* [STATED TASK]
Rewrite the lines from the one with "bear-candle bbox=[579, 387, 584, 391]" through the one with "bull-candle bbox=[944, 188, 949, 202]" as a Markdown table with columns Index and Line, skipping any blank lines.
== RECORD SET ==
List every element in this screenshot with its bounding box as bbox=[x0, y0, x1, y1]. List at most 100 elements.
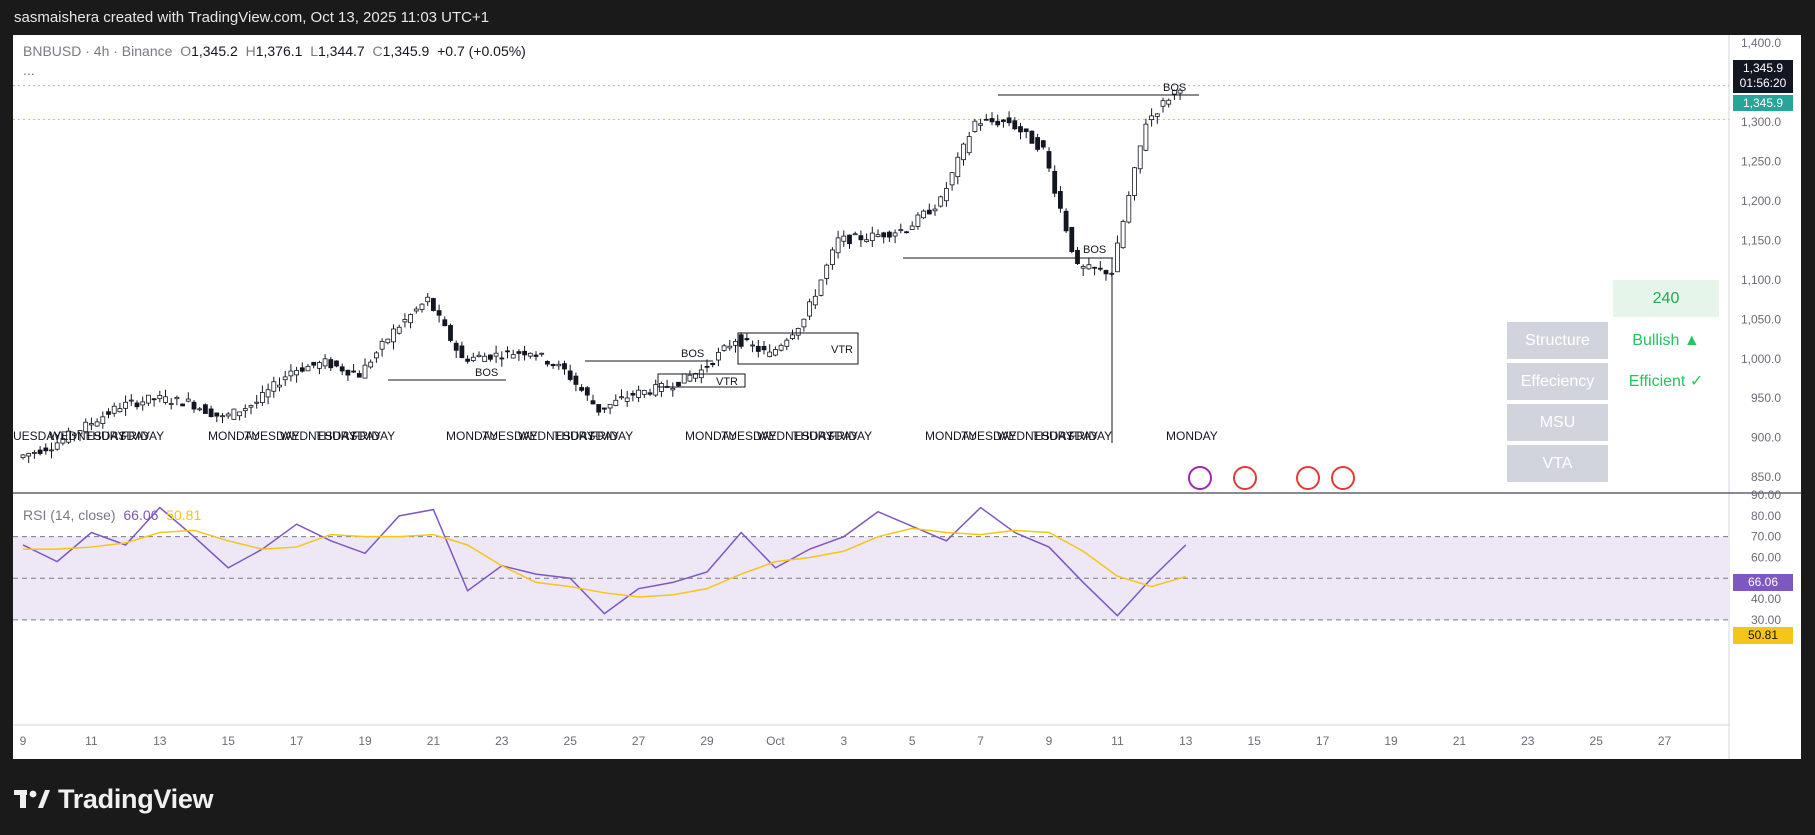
bear-candle bbox=[579, 387, 584, 391]
bull-candle bbox=[1137, 145, 1143, 170]
bull-candle bbox=[419, 303, 425, 310]
time-axis-tick: 9 bbox=[20, 734, 27, 748]
bear-candle bbox=[989, 118, 995, 123]
bear-candle bbox=[533, 354, 539, 357]
brand-name: TradingView bbox=[58, 783, 214, 814]
table-value-structure: Bullish ▲ bbox=[1632, 332, 1700, 349]
day-label: WEDNESDAY bbox=[997, 429, 1073, 443]
time-axis-tick: 19 bbox=[358, 734, 372, 748]
brand-footer[interactable]: TradingView bbox=[14, 783, 214, 815]
day-label: FRIDAY bbox=[829, 429, 872, 443]
bull-candle bbox=[733, 340, 738, 346]
event-flag-icon bbox=[1233, 466, 1257, 490]
bull-candle bbox=[944, 188, 949, 202]
more-indicators-button[interactable]: ... bbox=[23, 62, 35, 78]
bear-candle bbox=[487, 354, 493, 360]
bull-candle bbox=[71, 433, 77, 436]
chart-panel[interactable]: 1,400.0 1,300.0 1,250.0 1,200.0 1,150.0 1,100… bbox=[13, 35, 1801, 759]
low-value: 1,344.7 bbox=[318, 43, 365, 59]
bull-candle bbox=[510, 354, 516, 359]
bull-candle bbox=[271, 381, 277, 392]
bear-candle bbox=[442, 319, 448, 327]
day-label: THURSDAY bbox=[1033, 429, 1098, 443]
bos-label: BOS bbox=[1083, 244, 1106, 256]
price-axis-tick: 950.0 bbox=[1751, 391, 1781, 405]
bear-candle bbox=[339, 366, 345, 372]
rsi-price-badge: 66.06 bbox=[1733, 574, 1793, 591]
bull-candle bbox=[607, 403, 613, 409]
time-axis-tick: 5 bbox=[909, 734, 916, 748]
rsi-line bbox=[22, 506, 1187, 617]
day-label: THURSDAY bbox=[554, 429, 619, 443]
bear-candle bbox=[995, 120, 1001, 126]
day-label: MONDAY bbox=[1166, 429, 1218, 443]
bull-candle bbox=[49, 449, 54, 452]
bull-candle bbox=[277, 384, 282, 388]
bull-candle bbox=[476, 354, 482, 358]
day-label: FRIDAY bbox=[121, 429, 164, 443]
bear-candle bbox=[676, 381, 681, 387]
bull-candle bbox=[1166, 99, 1172, 105]
time-axis-tick: 11 bbox=[85, 734, 98, 748]
last-price-badge: 1,345.9 01:56:20 bbox=[1733, 60, 1793, 93]
bull-candle bbox=[305, 365, 311, 372]
chart-canvas[interactable]: 1,400.0 1,300.0 1,250.0 1,200.0 1,150.0 1,100… bbox=[13, 35, 1801, 759]
bull-candle bbox=[265, 389, 271, 398]
bull-candle bbox=[373, 352, 379, 359]
day-label: MONDAY bbox=[925, 429, 977, 443]
bear-candle bbox=[311, 361, 317, 366]
bear-candle bbox=[465, 358, 471, 362]
bull-candle bbox=[824, 264, 830, 279]
bull-candle bbox=[26, 453, 32, 457]
bos-label: BOS bbox=[1163, 82, 1186, 94]
bull-candle bbox=[955, 156, 961, 178]
rsi-axis-tick: 60.00 bbox=[1751, 550, 1781, 564]
bear-candle bbox=[744, 338, 750, 341]
bull-candle bbox=[613, 399, 619, 406]
day-label: FRIDAY bbox=[1069, 429, 1112, 443]
table-value-vta bbox=[1613, 445, 1719, 482]
rsi-name[interactable]: RSI (14, close) bbox=[23, 507, 116, 523]
bull-candle bbox=[921, 210, 926, 219]
bull-candle bbox=[231, 408, 237, 420]
bull-candle bbox=[185, 398, 191, 402]
bear-candle bbox=[522, 350, 528, 356]
bear-candle bbox=[1092, 266, 1097, 269]
bull-candle bbox=[807, 301, 812, 317]
symbol-label[interactable]: BNBUSD · 4h · Binance bbox=[23, 43, 173, 59]
bull-candle bbox=[77, 430, 83, 435]
rsi-axis-tick: 90.00 bbox=[1751, 488, 1781, 502]
day-label: TUESDAY bbox=[721, 429, 777, 443]
bull-candle bbox=[83, 421, 89, 433]
last-price-value: 1,345.9 bbox=[1742, 61, 1784, 75]
bull-candle bbox=[830, 249, 835, 266]
bear-candle bbox=[134, 402, 140, 408]
bull-candle bbox=[259, 392, 265, 403]
time-axis-tick: 15 bbox=[1248, 734, 1262, 748]
bear-candle bbox=[334, 360, 339, 367]
bear-candle bbox=[43, 447, 49, 452]
time-axis-tick: 27 bbox=[1658, 734, 1672, 748]
rsi-value: 66.06 bbox=[123, 507, 159, 523]
bull-candle bbox=[527, 352, 533, 357]
bear-candle bbox=[453, 342, 459, 351]
bull-candle bbox=[892, 232, 898, 237]
bear-candle bbox=[180, 403, 186, 407]
bull-candle bbox=[727, 345, 733, 349]
bear-candle bbox=[562, 363, 567, 370]
bull-candle bbox=[915, 214, 921, 227]
bull-candle bbox=[1172, 90, 1177, 95]
bear-candle bbox=[881, 232, 887, 238]
bull-candle bbox=[972, 120, 978, 132]
bull-candle bbox=[875, 234, 881, 238]
bull-candle bbox=[89, 423, 94, 426]
bull-candle bbox=[248, 405, 254, 408]
bull-candle bbox=[288, 370, 294, 377]
low-label: L bbox=[310, 43, 318, 59]
time-axis-tick: 27 bbox=[632, 734, 646, 748]
vtr-box bbox=[737, 332, 859, 365]
bear-candle bbox=[550, 364, 556, 367]
header-title: sasmaishera created with TradingView.com… bbox=[14, 9, 490, 26]
day-label: FRIDAY bbox=[352, 429, 395, 443]
bull-candle bbox=[1120, 221, 1126, 249]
===
* [OUTPUT OF THE EXERCISE]
| Index | Line |
|---|---|
| 1 | bear-candle bbox=[579, 387, 584, 391] |
| 2 | bull-candle bbox=[1137, 145, 1143, 170] |
| 3 | bull-candle bbox=[419, 303, 425, 310] |
| 4 | time-axis-tick: 9 bbox=[20, 734, 27, 748] |
| 5 | bear-candle bbox=[989, 118, 995, 123] |
| 6 | bear-candle bbox=[533, 354, 539, 357] |
| 7 | brand-name: TradingView bbox=[58, 783, 214, 814] |
| 8 | table-value-structure: Bullish ▲ bbox=[1632, 332, 1700, 349] |
| 9 | day-label: WEDNESDAY bbox=[997, 429, 1073, 443] |
| 10 | time-axis-tick: 19 bbox=[358, 734, 372, 748] |
| 11 | brand-footer[interactable]: TradingView bbox=[14, 783, 214, 815] |
| 12 | day-label: FRIDAY bbox=[829, 429, 872, 443] |
| 13 | bull-candle bbox=[733, 340, 738, 346] |
| 14 | event-flag-icon bbox=[1233, 466, 1257, 490] |
| 15 | bull-candle bbox=[944, 188, 949, 202] |